[Extracted records]
——————————

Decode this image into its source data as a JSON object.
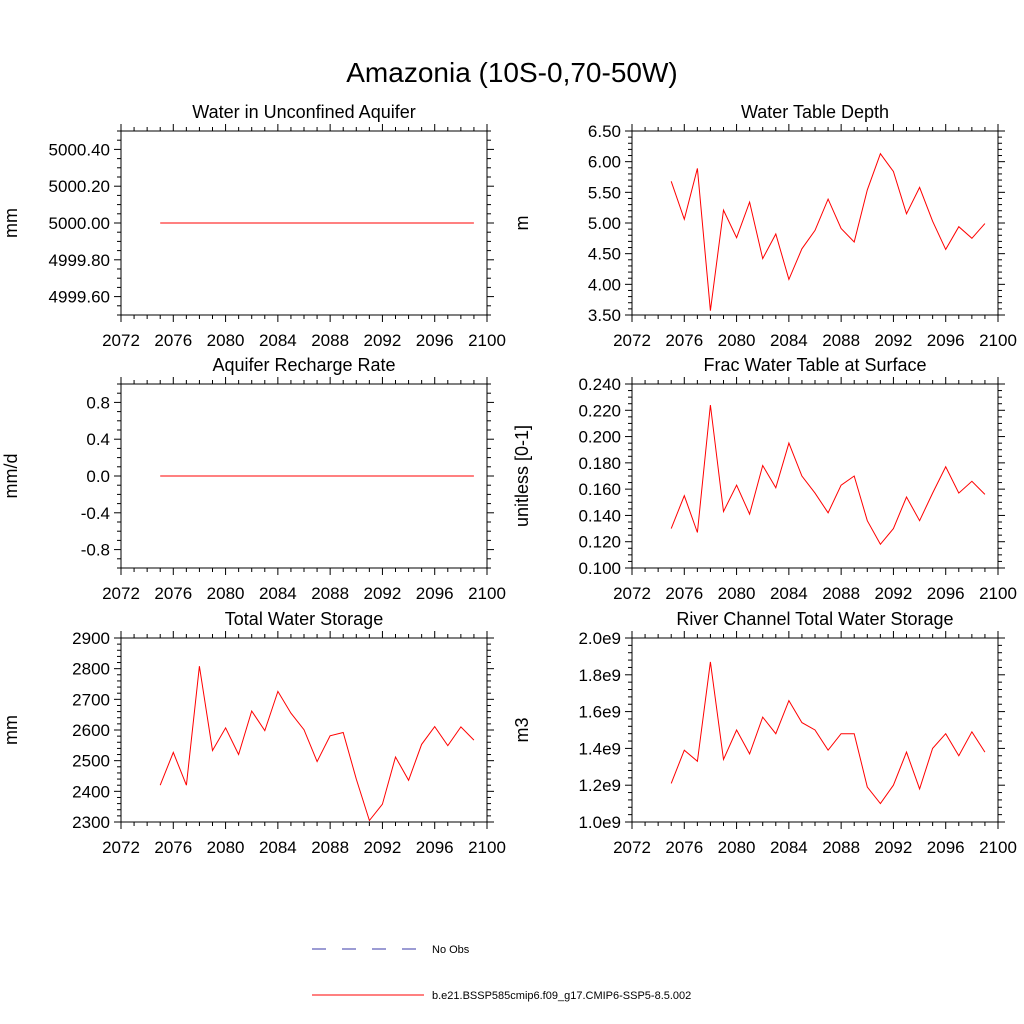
{
  "title": "Amazonia (10S-0,70-50W)",
  "colors": {
    "model": "#ff0000",
    "obs": "#3a3aa8"
  },
  "legend": {
    "obs_label": "No Obs",
    "model_label": "b.e21.BSSP585cmip6.f09_g17.CMIP6-SSP5-8.5.002"
  },
  "chart_data": [
    {
      "type": "line",
      "title": "Water in Unconfined Aquifer",
      "ylabel": "mm",
      "xlim": [
        2072,
        2100
      ],
      "xticks": [
        2072,
        2076,
        2080,
        2084,
        2088,
        2092,
        2096,
        2100
      ],
      "xtick_labels": [
        "2072",
        "2076",
        "2080",
        "2084",
        "2088",
        "2092",
        "2096",
        "2100"
      ],
      "ylim": [
        4999.5,
        5000.5
      ],
      "yticks": [
        4999.6,
        4999.8,
        5000.0,
        5000.2,
        5000.4
      ],
      "ytick_labels": [
        "4999.60",
        "4999.80",
        "5000.00",
        "5000.20",
        "5000.40"
      ],
      "yminor": 0.05,
      "x": [
        2075,
        2076,
        2077,
        2078,
        2079,
        2080,
        2081,
        2082,
        2083,
        2084,
        2085,
        2086,
        2087,
        2088,
        2089,
        2090,
        2091,
        2092,
        2093,
        2094,
        2095,
        2096,
        2097,
        2098,
        2099
      ],
      "values": [
        5000,
        5000,
        5000,
        5000,
        5000,
        5000,
        5000,
        5000,
        5000,
        5000,
        5000,
        5000,
        5000,
        5000,
        5000,
        5000,
        5000,
        5000,
        5000,
        5000,
        5000,
        5000,
        5000,
        5000,
        5000
      ]
    },
    {
      "type": "line",
      "title": "Water Table Depth",
      "ylabel": "m",
      "xlim": [
        2072,
        2100
      ],
      "xticks": [
        2072,
        2076,
        2080,
        2084,
        2088,
        2092,
        2096,
        2100
      ],
      "xtick_labels": [
        "2072",
        "2076",
        "2080",
        "2084",
        "2088",
        "2092",
        "2096",
        "2100"
      ],
      "ylim": [
        3.5,
        6.5
      ],
      "yticks": [
        3.5,
        4.0,
        4.5,
        5.0,
        5.5,
        6.0,
        6.5
      ],
      "ytick_labels": [
        "3.50",
        "4.00",
        "4.50",
        "5.00",
        "5.50",
        "6.00",
        "6.50"
      ],
      "yminor": 0.1,
      "x": [
        2075,
        2076,
        2077,
        2078,
        2079,
        2080,
        2081,
        2082,
        2083,
        2084,
        2085,
        2086,
        2087,
        2088,
        2089,
        2090,
        2091,
        2092,
        2093,
        2094,
        2095,
        2096,
        2097,
        2098,
        2099
      ],
      "values": [
        5.68,
        5.06,
        5.89,
        3.57,
        5.21,
        4.76,
        5.34,
        4.42,
        4.82,
        4.08,
        4.58,
        4.88,
        5.39,
        4.91,
        4.69,
        5.54,
        6.13,
        5.84,
        5.15,
        5.58,
        5.03,
        4.57,
        4.94,
        4.75,
        4.99
      ]
    },
    {
      "type": "line",
      "title": "Aquifer Recharge Rate",
      "ylabel": "mm/d",
      "xlim": [
        2072,
        2100
      ],
      "xticks": [
        2072,
        2076,
        2080,
        2084,
        2088,
        2092,
        2096,
        2100
      ],
      "xtick_labels": [
        "2072",
        "2076",
        "2080",
        "2084",
        "2088",
        "2092",
        "2096",
        "2100"
      ],
      "ylim": [
        -1.0,
        1.0
      ],
      "yticks": [
        -0.8,
        -0.4,
        0.0,
        0.4,
        0.8
      ],
      "ytick_labels": [
        "-0.8",
        "-0.4",
        "0.0",
        "0.4",
        "0.8"
      ],
      "yminor": 0.1,
      "x": [
        2075,
        2076,
        2077,
        2078,
        2079,
        2080,
        2081,
        2082,
        2083,
        2084,
        2085,
        2086,
        2087,
        2088,
        2089,
        2090,
        2091,
        2092,
        2093,
        2094,
        2095,
        2096,
        2097,
        2098,
        2099
      ],
      "values": [
        0,
        0,
        0,
        0,
        0,
        0,
        0,
        0,
        0,
        0,
        0,
        0,
        0,
        0,
        0,
        0,
        0,
        0,
        0,
        0,
        0,
        0,
        0,
        0,
        0
      ]
    },
    {
      "type": "line",
      "title": "Frac Water Table at Surface",
      "ylabel": "unitless [0-1]",
      "xlim": [
        2072,
        2100
      ],
      "xticks": [
        2072,
        2076,
        2080,
        2084,
        2088,
        2092,
        2096,
        2100
      ],
      "xtick_labels": [
        "2072",
        "2076",
        "2080",
        "2084",
        "2088",
        "2092",
        "2096",
        "2100"
      ],
      "ylim": [
        0.1,
        0.24
      ],
      "yticks": [
        0.1,
        0.12,
        0.14,
        0.16,
        0.18,
        0.2,
        0.22,
        0.24
      ],
      "ytick_labels": [
        "0.100",
        "0.120",
        "0.140",
        "0.160",
        "0.180",
        "0.200",
        "0.220",
        "0.240"
      ],
      "yminor": 0.005,
      "x": [
        2075,
        2076,
        2077,
        2078,
        2079,
        2080,
        2081,
        2082,
        2083,
        2084,
        2085,
        2086,
        2087,
        2088,
        2089,
        2090,
        2091,
        2092,
        2093,
        2094,
        2095,
        2096,
        2097,
        2098,
        2099
      ],
      "values": [
        0.13,
        0.155,
        0.127,
        0.224,
        0.143,
        0.163,
        0.141,
        0.178,
        0.161,
        0.195,
        0.17,
        0.157,
        0.142,
        0.163,
        0.17,
        0.136,
        0.118,
        0.13,
        0.154,
        0.136,
        0.157,
        0.177,
        0.157,
        0.166,
        0.156
      ]
    },
    {
      "type": "line",
      "title": "Total Water Storage",
      "ylabel": "mm",
      "xlim": [
        2072,
        2100
      ],
      "xticks": [
        2072,
        2076,
        2080,
        2084,
        2088,
        2092,
        2096,
        2100
      ],
      "xtick_labels": [
        "2072",
        "2076",
        "2080",
        "2084",
        "2088",
        "2092",
        "2096",
        "2100"
      ],
      "ylim": [
        2300,
        2900
      ],
      "yticks": [
        2300,
        2400,
        2500,
        2600,
        2700,
        2800,
        2900
      ],
      "ytick_labels": [
        "2300",
        "2400",
        "2500",
        "2600",
        "2700",
        "2800",
        "2900"
      ],
      "yminor": 20,
      "x": [
        2075,
        2076,
        2077,
        2078,
        2079,
        2080,
        2081,
        2082,
        2083,
        2084,
        2085,
        2086,
        2087,
        2088,
        2089,
        2090,
        2091,
        2092,
        2093,
        2094,
        2095,
        2096,
        2097,
        2098,
        2099
      ],
      "values": [
        2420,
        2527,
        2420,
        2808,
        2533,
        2607,
        2520,
        2662,
        2598,
        2726,
        2655,
        2601,
        2497,
        2581,
        2592,
        2440,
        2305,
        2358,
        2512,
        2436,
        2553,
        2611,
        2549,
        2610,
        2567
      ]
    },
    {
      "type": "line",
      "title": "River Channel Total Water Storage",
      "ylabel": "m3",
      "xlim": [
        2072,
        2100
      ],
      "xticks": [
        2072,
        2076,
        2080,
        2084,
        2088,
        2092,
        2096,
        2100
      ],
      "xtick_labels": [
        "2072",
        "2076",
        "2080",
        "2084",
        "2088",
        "2092",
        "2096",
        "2100"
      ],
      "ylim": [
        1000000000.0,
        2000000000.0
      ],
      "yticks": [
        1000000000.0,
        1200000000.0,
        1400000000.0,
        1600000000.0,
        1800000000.0,
        2000000000.0
      ],
      "ytick_labels": [
        "1.0e9",
        "1.2e9",
        "1.4e9",
        "1.6e9",
        "1.8e9",
        "2.0e9"
      ],
      "yminor": 40000000.0,
      "x": [
        2075,
        2076,
        2077,
        2078,
        2079,
        2080,
        2081,
        2082,
        2083,
        2084,
        2085,
        2086,
        2087,
        2088,
        2089,
        2090,
        2091,
        2092,
        2093,
        2094,
        2095,
        2096,
        2097,
        2098,
        2099
      ],
      "values": [
        1210000000.0,
        1390000000.0,
        1330000000.0,
        1870000000.0,
        1340000000.0,
        1500000000.0,
        1370000000.0,
        1570000000.0,
        1480000000.0,
        1660000000.0,
        1540000000.0,
        1500000000.0,
        1390000000.0,
        1480000000.0,
        1480000000.0,
        1190000000.0,
        1100000000.0,
        1200000000.0,
        1380000000.0,
        1180000000.0,
        1400000000.0,
        1480000000.0,
        1360000000.0,
        1490000000.0,
        1380000000.0
      ]
    }
  ]
}
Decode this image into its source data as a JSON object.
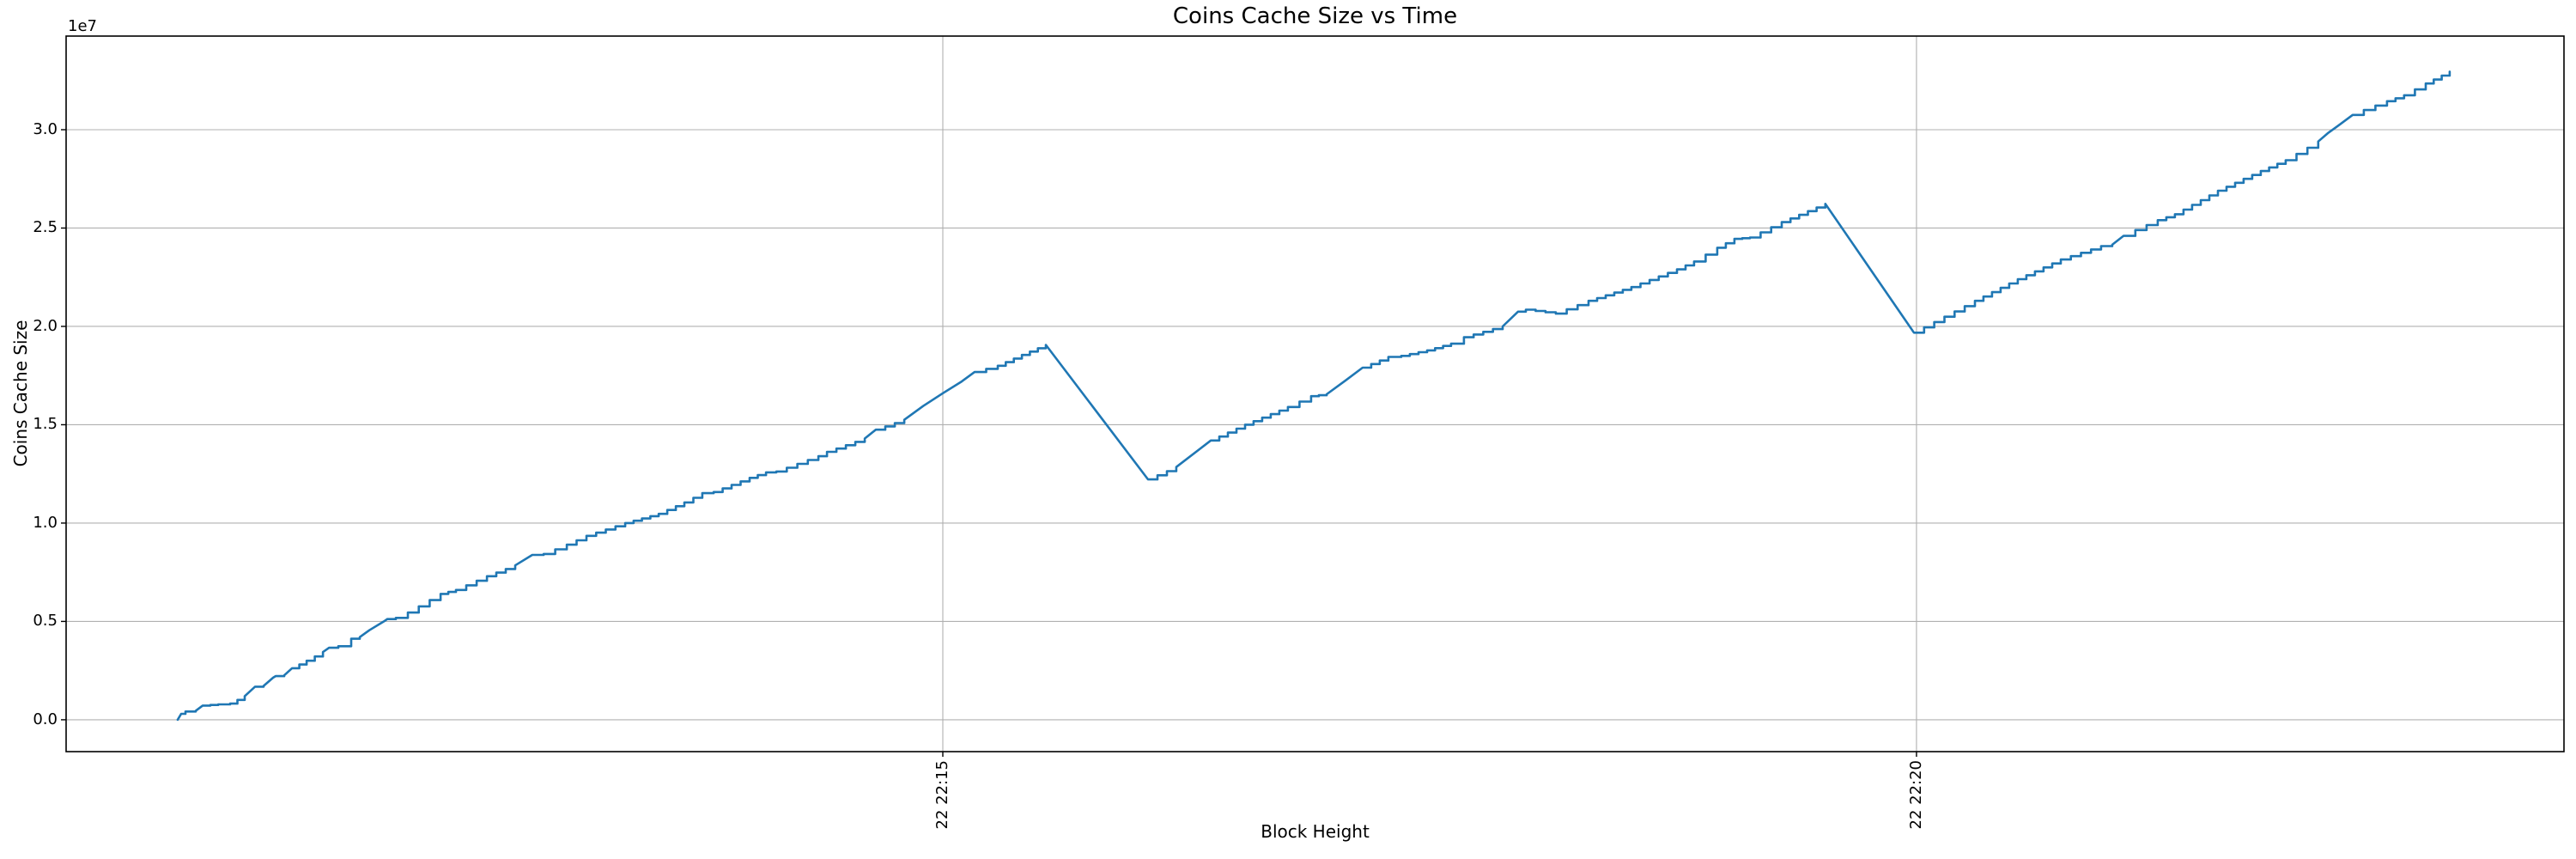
{
  "chart_data": {
    "type": "line",
    "title": "Coins Cache Size vs Time",
    "xlabel": "Block Height",
    "ylabel": "Coins Cache Size",
    "y_offset_label": "1e7",
    "grid": true,
    "legend_position": "none",
    "axes": {
      "x_unit": "minutes relative to tick 22 22:15",
      "xlim": [
        -4.502,
        8.325
      ],
      "ylim": [
        -0.162,
        3.476
      ],
      "x_ticks": [
        {
          "value": 0,
          "label": "22 22:15"
        },
        {
          "value": 5,
          "label": "22 22:20"
        }
      ],
      "y_ticks": [
        {
          "value": 0.0,
          "label": "0.0"
        },
        {
          "value": 0.5,
          "label": "0.5"
        },
        {
          "value": 1.0,
          "label": "1.0"
        },
        {
          "value": 1.5,
          "label": "1.5"
        },
        {
          "value": 2.0,
          "label": "2.0"
        },
        {
          "value": 2.5,
          "label": "2.5"
        },
        {
          "value": 3.0,
          "label": "3.0"
        }
      ]
    },
    "colors": {
      "line": "#1f77b4",
      "grid": "#b0b0b0",
      "spine": "#000000",
      "text": "#000000",
      "background": "#ffffff"
    },
    "series": [
      {
        "name": "Coins Cache Size",
        "units": "1e7",
        "points": [
          [
            -3.929,
            0.0
          ],
          [
            -3.911,
            0.03
          ],
          [
            -3.889,
            0.042
          ],
          [
            -3.836,
            0.046
          ],
          [
            -3.801,
            0.072
          ],
          [
            -3.721,
            0.078
          ],
          [
            -3.66,
            0.082
          ],
          [
            -3.585,
            0.12
          ],
          [
            -3.532,
            0.168
          ],
          [
            -3.488,
            0.172
          ],
          [
            -3.439,
            0.214
          ],
          [
            -3.426,
            0.222
          ],
          [
            -3.382,
            0.226
          ],
          [
            -3.342,
            0.262
          ],
          [
            -3.267,
            0.3
          ],
          [
            -3.183,
            0.344
          ],
          [
            -3.152,
            0.366
          ],
          [
            -3.104,
            0.374
          ],
          [
            -3.038,
            0.412
          ],
          [
            -2.994,
            0.42
          ],
          [
            -2.945,
            0.455
          ],
          [
            -2.87,
            0.5
          ],
          [
            -2.853,
            0.512
          ],
          [
            -2.809,
            0.518
          ],
          [
            -2.747,
            0.545
          ],
          [
            -2.579,
            0.64
          ],
          [
            -2.5,
            0.66
          ],
          [
            -2.341,
            0.73
          ],
          [
            -2.196,
            0.785
          ],
          [
            -2.108,
            0.838
          ],
          [
            -2.05,
            0.843
          ],
          [
            -1.931,
            0.89
          ],
          [
            -1.83,
            0.935
          ],
          [
            -1.631,
            1.0
          ],
          [
            -1.459,
            1.047
          ],
          [
            -1.327,
            1.105
          ],
          [
            -1.235,
            1.152
          ],
          [
            -1.177,
            1.158
          ],
          [
            -0.992,
            1.23
          ],
          [
            -0.908,
            1.258
          ],
          [
            -0.855,
            1.262
          ],
          [
            -0.639,
            1.34
          ],
          [
            -0.595,
            1.362
          ],
          [
            -0.401,
            1.43
          ],
          [
            -0.344,
            1.475
          ],
          [
            -0.198,
            1.525
          ],
          [
            -0.101,
            1.595
          ],
          [
            0.0,
            1.66
          ],
          [
            0.097,
            1.72
          ],
          [
            0.163,
            1.768
          ],
          [
            0.282,
            1.8
          ],
          [
            0.406,
            1.855
          ],
          [
            0.529,
            1.906
          ],
          [
            1.054,
            1.222
          ],
          [
            1.199,
            1.285
          ],
          [
            1.376,
            1.42
          ],
          [
            1.552,
            1.5
          ],
          [
            1.772,
            1.59
          ],
          [
            1.891,
            1.645
          ],
          [
            1.971,
            1.655
          ],
          [
            2.068,
            1.725
          ],
          [
            2.156,
            1.79
          ],
          [
            2.288,
            1.845
          ],
          [
            2.354,
            1.85
          ],
          [
            2.487,
            1.878
          ],
          [
            2.61,
            1.912
          ],
          [
            2.676,
            1.945
          ],
          [
            2.875,
            2.0
          ],
          [
            2.954,
            2.075
          ],
          [
            2.994,
            2.085
          ],
          [
            3.095,
            2.072
          ],
          [
            3.148,
            2.065
          ],
          [
            3.316,
            2.13
          ],
          [
            3.536,
            2.2
          ],
          [
            3.77,
            2.29
          ],
          [
            3.858,
            2.33
          ],
          [
            3.977,
            2.4
          ],
          [
            4.065,
            2.445
          ],
          [
            4.145,
            2.452
          ],
          [
            4.308,
            2.53
          ],
          [
            4.532,
            2.623
          ],
          [
            4.987,
            1.968
          ],
          [
            5.3,
            2.13
          ],
          [
            5.52,
            2.24
          ],
          [
            5.741,
            2.34
          ],
          [
            5.948,
            2.408
          ],
          [
            6.005,
            2.415
          ],
          [
            6.063,
            2.46
          ],
          [
            6.124,
            2.49
          ],
          [
            6.239,
            2.54
          ],
          [
            6.327,
            2.57
          ],
          [
            6.548,
            2.69
          ],
          [
            6.768,
            2.79
          ],
          [
            6.896,
            2.845
          ],
          [
            7.063,
            2.94
          ],
          [
            7.116,
            2.985
          ],
          [
            7.165,
            3.02
          ],
          [
            7.24,
            3.075
          ],
          [
            7.297,
            3.1
          ],
          [
            7.416,
            3.145
          ],
          [
            7.504,
            3.175
          ],
          [
            7.615,
            3.235
          ],
          [
            7.738,
            3.295
          ]
        ]
      }
    ]
  }
}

——————————

Problem requirements: Copy all lines above containing the string "Cache".

Finished answer:
    "title": "Coins Cache Size vs Time",
    "ylabel": "Coins Cache Size",
        "name": "Coins Cache Size",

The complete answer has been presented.